>> START

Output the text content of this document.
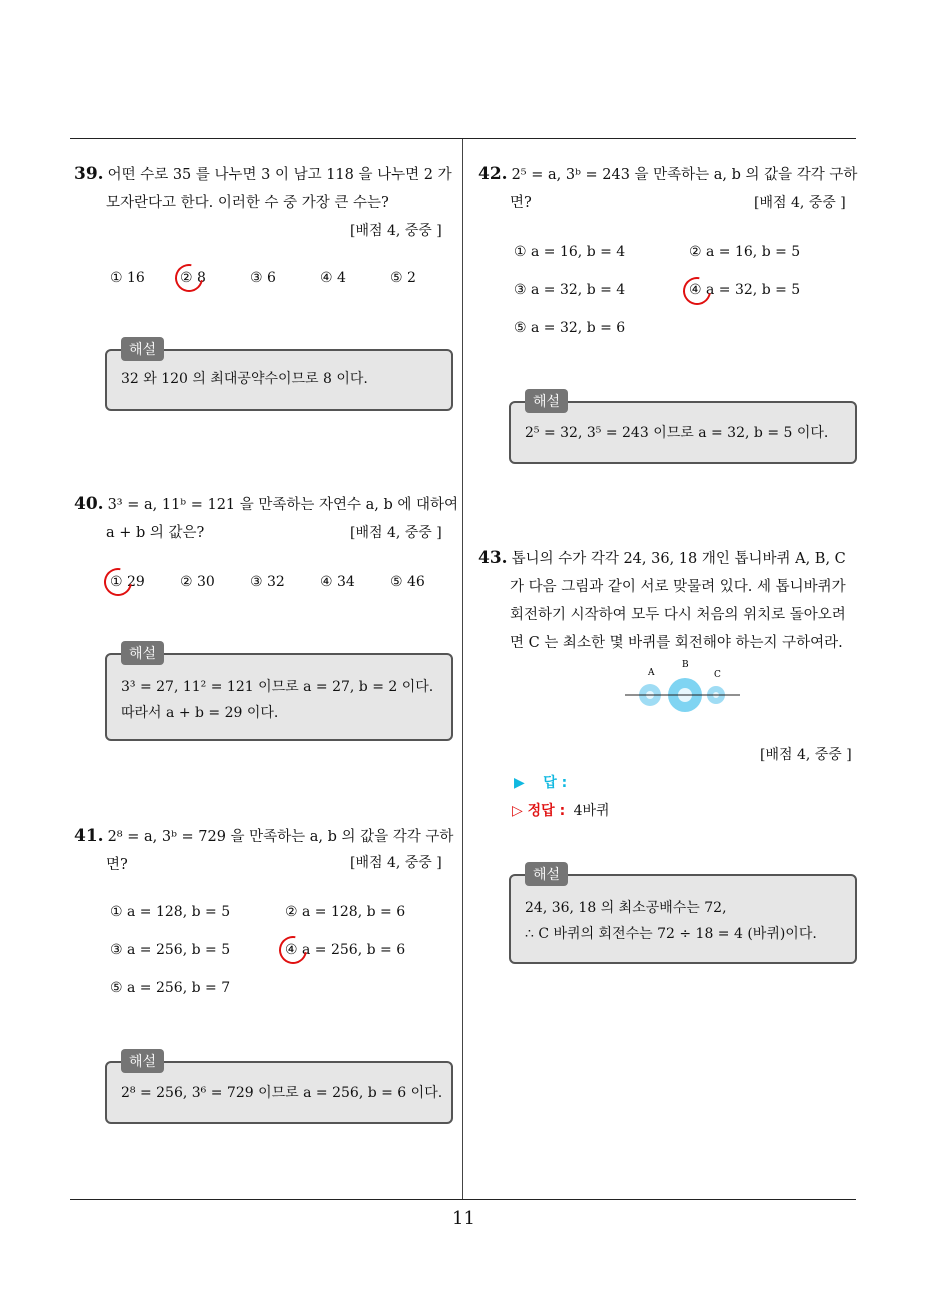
39. 어떤 수로 35 를 나누면 3 이 남고 118 을 나누면 2 가
모자란다고 한다. 이러한 수 중 가장 큰 수는?
[배점 4, 중중 ]
① 16	② 8	③ 6	④ 4	⑤ 2
해설
32 와 120 의 최대공약수이므로 8 이다.
40. 3³ = a, 11ᵇ = 121 을 만족하는 자연수 a, b 에 대하여
a + b 의 값은?	[배점 4, 중중 ]
① 29	② 30	③ 32	④ 34	⑤ 46
해설
3³ = 27, 11² = 121 이므로 a = 27, b = 2 이다.
따라서 a + b = 29 이다.
41. 2⁸ = a, 3ᵇ = 729 을 만족하는 a, b 의 값을 각각 구하
면?	[배점 4, 중중 ]
① a = 128, b = 5	② a = 128, b = 6
③ a = 256, b = 5	④ a = 256, b = 6
⑤ a = 256, b = 7
해설
2⁸ = 256, 3⁶ = 729 이므로 a = 256, b = 6 이다.
42. 2⁵ = a, 3ᵇ = 243 을 만족하는 a, b 의 값을 각각 구하
면?	[배점 4, 중중 ]
① a = 16, b = 4	② a = 16, b = 5
③ a = 32, b = 4	④ a = 32, b = 5
⑤ a = 32, b = 6
해설
2⁵ = 32, 3⁵ = 243 이므로 a = 32, b = 5 이다.
43. 톱니의 수가 각각 24, 36, 18 개인 톱니바퀴 A, B, C
가 다음 그림과 같이 서로 맞물려 있다. 세 톱니바퀴가
회전하기 시작하여 모두 다시 처음의 위치로 돌아오려
면 C 는 최소한 몇 바퀴를 회전해야 하는지 구하여라.
A
B
C
[배점 4, 중중 ]
▶ 답 :
▷ 정답 : 4바퀴
해설
24, 36, 18 의 최소공배수는 72,
∴ C 바퀴의 회전수는 72 ÷ 18 = 4 (바퀴)이다.
11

>> END

• [GIVEN PROBLEM] Return each line in the records that holds the string "만족하는".

• [CORRECT OUTPUT]
40. 3³ = a, 11ᵇ = 121 을 만족하는 자연수 a, b 에 대하여
41. 2⁸ = a, 3ᵇ = 729 을 만족하는 a, b 의 값을 각각 구하
42. 2⁵ = a, 3ᵇ = 243 을 만족하는 a, b 의 값을 각각 구하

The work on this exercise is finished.